**WHAT IS EXPECTED**
Nothing but the lines from the one that contains "What text is on this page?" through the end of the listing should appear, set down exactly.

**INFORMATION GIVEN**
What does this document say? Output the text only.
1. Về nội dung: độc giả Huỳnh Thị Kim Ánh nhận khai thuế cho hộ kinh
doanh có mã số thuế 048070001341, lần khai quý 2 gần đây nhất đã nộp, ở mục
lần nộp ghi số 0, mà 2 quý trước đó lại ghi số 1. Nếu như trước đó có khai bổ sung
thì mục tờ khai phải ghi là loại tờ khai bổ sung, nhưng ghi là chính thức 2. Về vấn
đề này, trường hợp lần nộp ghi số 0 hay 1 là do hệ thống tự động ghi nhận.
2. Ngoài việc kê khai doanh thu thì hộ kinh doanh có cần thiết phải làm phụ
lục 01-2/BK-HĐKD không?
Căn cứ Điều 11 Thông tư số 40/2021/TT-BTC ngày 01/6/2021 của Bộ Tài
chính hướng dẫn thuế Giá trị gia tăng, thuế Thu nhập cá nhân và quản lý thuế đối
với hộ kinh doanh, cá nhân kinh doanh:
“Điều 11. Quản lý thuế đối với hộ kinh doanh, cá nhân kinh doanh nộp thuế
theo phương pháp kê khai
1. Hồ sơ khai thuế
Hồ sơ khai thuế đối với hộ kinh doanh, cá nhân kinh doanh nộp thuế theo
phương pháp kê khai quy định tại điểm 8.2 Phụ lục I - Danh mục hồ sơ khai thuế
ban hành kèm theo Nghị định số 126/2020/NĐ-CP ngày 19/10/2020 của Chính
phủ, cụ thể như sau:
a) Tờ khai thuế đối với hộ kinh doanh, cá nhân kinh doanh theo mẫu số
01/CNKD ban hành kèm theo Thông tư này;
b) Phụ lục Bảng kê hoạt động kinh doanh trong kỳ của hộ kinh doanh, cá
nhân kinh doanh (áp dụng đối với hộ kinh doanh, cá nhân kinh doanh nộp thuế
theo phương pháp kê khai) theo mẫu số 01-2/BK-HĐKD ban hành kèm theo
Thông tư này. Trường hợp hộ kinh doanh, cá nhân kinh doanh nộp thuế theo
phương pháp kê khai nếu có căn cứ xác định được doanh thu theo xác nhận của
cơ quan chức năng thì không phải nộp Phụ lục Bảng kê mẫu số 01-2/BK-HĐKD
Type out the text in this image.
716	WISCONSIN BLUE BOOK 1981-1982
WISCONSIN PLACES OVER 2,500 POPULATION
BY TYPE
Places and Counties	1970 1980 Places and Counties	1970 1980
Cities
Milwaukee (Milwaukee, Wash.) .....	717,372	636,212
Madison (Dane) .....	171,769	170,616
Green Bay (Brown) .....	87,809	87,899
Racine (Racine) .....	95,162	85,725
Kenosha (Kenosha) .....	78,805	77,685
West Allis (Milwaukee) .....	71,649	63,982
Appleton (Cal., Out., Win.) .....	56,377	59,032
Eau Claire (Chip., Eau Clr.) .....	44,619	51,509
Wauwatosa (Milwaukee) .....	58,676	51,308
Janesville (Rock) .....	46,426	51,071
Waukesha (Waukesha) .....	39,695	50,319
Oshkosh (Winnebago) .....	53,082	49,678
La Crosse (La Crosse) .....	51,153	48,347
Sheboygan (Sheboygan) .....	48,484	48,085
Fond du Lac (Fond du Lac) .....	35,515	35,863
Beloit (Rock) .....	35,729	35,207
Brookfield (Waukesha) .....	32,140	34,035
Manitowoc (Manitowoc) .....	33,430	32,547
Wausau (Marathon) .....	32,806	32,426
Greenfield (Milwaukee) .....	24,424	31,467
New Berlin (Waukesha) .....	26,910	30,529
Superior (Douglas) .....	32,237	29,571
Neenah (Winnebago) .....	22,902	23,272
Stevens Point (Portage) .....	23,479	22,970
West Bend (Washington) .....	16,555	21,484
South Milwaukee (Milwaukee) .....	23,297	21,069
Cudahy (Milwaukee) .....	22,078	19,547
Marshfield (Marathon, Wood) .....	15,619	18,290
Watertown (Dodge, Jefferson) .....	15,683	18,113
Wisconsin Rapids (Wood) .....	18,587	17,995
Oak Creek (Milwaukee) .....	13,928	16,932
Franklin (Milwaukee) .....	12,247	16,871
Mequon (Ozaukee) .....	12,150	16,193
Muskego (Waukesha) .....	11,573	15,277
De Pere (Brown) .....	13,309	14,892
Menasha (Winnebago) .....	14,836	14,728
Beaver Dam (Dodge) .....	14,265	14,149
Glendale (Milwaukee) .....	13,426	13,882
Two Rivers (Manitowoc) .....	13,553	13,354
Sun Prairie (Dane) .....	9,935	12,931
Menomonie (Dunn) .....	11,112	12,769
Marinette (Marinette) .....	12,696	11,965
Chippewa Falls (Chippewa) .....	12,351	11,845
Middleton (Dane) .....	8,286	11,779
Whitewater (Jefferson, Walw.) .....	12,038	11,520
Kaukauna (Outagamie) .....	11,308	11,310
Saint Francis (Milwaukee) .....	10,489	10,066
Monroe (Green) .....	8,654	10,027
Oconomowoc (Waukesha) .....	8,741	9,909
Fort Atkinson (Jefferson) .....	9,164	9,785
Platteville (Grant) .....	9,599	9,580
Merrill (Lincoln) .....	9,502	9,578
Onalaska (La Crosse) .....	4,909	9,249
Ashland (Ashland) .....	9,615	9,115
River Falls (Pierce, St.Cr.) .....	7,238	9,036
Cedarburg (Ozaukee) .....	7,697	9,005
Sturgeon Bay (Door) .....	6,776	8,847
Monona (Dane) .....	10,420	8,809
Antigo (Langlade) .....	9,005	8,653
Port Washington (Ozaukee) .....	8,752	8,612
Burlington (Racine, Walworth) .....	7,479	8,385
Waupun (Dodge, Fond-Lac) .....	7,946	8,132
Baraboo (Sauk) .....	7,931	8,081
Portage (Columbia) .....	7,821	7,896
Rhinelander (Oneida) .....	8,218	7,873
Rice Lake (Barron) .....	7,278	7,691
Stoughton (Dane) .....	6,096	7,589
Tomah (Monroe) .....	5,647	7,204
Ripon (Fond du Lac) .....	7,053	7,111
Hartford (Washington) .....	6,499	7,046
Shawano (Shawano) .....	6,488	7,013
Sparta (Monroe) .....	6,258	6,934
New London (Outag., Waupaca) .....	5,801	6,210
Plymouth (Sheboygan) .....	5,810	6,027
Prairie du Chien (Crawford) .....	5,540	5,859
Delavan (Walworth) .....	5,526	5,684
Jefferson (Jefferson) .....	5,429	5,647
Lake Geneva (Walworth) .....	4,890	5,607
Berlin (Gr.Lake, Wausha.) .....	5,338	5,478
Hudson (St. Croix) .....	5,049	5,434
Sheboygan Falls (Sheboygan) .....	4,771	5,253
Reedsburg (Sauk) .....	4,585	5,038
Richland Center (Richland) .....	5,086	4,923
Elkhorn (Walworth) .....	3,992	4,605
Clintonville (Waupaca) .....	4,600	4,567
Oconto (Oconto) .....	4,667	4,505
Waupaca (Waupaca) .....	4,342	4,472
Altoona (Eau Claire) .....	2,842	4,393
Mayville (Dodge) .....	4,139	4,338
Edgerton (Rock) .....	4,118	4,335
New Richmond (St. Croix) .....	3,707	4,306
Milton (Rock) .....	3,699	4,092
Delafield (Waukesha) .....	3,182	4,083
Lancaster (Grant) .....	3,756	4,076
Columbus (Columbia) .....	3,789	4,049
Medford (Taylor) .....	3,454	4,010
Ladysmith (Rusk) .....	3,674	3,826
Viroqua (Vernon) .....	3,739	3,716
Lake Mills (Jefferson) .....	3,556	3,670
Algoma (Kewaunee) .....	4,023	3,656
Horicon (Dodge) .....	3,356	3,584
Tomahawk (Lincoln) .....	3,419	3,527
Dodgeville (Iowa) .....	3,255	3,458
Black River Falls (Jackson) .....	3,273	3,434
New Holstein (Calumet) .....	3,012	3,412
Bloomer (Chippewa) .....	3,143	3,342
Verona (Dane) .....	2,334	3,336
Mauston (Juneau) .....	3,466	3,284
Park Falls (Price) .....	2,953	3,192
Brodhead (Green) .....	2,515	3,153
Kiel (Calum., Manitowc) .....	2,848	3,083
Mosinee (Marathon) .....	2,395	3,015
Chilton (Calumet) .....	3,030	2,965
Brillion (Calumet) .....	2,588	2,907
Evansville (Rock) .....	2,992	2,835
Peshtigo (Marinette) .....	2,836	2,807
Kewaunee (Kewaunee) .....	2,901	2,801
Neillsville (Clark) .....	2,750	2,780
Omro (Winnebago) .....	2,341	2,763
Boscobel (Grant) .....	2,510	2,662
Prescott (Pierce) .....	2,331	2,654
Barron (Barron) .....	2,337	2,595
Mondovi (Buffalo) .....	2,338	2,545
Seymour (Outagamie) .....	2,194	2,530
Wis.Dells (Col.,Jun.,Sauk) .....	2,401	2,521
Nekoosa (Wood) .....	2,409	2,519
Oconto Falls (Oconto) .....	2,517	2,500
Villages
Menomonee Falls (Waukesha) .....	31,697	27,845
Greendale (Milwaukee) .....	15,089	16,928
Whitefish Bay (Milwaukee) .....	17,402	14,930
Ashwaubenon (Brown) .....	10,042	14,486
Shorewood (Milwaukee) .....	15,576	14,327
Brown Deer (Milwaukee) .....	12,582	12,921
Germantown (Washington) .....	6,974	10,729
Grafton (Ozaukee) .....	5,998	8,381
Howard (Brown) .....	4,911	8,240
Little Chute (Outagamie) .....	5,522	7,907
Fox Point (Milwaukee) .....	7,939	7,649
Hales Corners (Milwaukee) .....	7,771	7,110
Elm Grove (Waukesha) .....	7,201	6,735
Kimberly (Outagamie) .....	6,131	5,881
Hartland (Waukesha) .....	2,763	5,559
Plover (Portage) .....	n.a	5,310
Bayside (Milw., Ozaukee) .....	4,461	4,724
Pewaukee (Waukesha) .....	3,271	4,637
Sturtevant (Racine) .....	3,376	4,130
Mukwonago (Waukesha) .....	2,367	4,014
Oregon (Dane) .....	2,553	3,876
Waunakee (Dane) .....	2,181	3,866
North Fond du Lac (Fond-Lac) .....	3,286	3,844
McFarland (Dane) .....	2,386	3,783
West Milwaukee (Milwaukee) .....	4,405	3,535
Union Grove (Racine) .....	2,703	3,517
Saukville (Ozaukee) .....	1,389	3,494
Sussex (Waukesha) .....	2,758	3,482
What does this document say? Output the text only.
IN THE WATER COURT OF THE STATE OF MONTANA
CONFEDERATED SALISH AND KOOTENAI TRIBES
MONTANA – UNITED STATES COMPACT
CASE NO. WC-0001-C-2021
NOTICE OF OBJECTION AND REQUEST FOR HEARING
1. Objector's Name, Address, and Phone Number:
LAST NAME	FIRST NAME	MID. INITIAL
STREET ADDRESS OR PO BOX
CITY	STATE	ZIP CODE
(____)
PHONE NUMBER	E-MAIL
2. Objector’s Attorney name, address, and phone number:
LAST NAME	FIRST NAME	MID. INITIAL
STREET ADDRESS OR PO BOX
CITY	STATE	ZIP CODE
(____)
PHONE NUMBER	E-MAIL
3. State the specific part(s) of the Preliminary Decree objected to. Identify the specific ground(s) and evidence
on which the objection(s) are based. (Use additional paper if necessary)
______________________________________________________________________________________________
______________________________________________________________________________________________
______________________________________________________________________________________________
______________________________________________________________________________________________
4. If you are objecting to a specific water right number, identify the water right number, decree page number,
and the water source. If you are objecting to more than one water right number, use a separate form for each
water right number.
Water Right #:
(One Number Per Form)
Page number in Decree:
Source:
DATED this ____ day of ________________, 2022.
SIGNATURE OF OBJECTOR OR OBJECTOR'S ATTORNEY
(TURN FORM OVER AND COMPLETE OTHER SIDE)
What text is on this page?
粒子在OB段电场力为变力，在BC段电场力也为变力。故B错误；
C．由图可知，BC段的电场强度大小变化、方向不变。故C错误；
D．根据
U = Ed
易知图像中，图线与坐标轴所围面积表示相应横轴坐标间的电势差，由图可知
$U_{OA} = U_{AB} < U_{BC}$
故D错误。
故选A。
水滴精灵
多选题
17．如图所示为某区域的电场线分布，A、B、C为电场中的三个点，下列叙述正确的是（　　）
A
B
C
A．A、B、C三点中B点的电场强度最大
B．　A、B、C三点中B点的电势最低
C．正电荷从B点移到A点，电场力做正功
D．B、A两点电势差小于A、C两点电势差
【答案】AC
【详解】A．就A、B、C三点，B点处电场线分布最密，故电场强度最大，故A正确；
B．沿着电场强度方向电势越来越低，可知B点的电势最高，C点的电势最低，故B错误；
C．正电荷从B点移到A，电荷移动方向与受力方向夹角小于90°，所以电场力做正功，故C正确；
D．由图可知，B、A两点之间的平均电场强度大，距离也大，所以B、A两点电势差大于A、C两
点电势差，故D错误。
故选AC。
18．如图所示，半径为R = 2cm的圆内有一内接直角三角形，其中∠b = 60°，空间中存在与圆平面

**ANSWER**
What text is on this page?
粒子在OB段电场力为变力，在BC段电场力也为变力。故B错误；
C．由图可知，BC段的电场强度大小变化、方向不变。故C错误；
D．根据
U = Ed
易知图像中，图线与坐标轴所围面积表示相应横轴坐标间的电势差，由图可知
$U_{OA} = U_{AB} < U_{BC}$
故D错误。
故选A。
水滴精灵
多选题
17．如图所示为某区域的电场线分布，A、B、C为电场中的三个点，下列叙述正确的是（　　）
A
B
C
A．A、B、C三点中B点的电场强度最大
B．　A、B、C三点中B点的电势最低
C．正电荷从B点移到A点，电场力做正功
D．B、A两点电势差小于A、C两点电势差
【答案】AC
【详解】A．就A、B、C三点，B点处电场线分布最密，故电场强度最大，故A正确；
B．沿着电场强度方向电势越来越低，可知B点的电势最高，C点的电势最低，故B错误；
C．正电荷从B点移到A，电荷移动方向与受力方向夹角小于90°，所以电场力做正功，故C正确；
D．由图可知，B、A两点之间的平均电场强度大，距离也大，所以B、A两点电势差大于A、C两
点电势差，故D错误。
故选AC。
18．如图所示，半径为R = 2cm的圆内有一内接直角三角形，其中∠b = 60°，空间中存在与圆平面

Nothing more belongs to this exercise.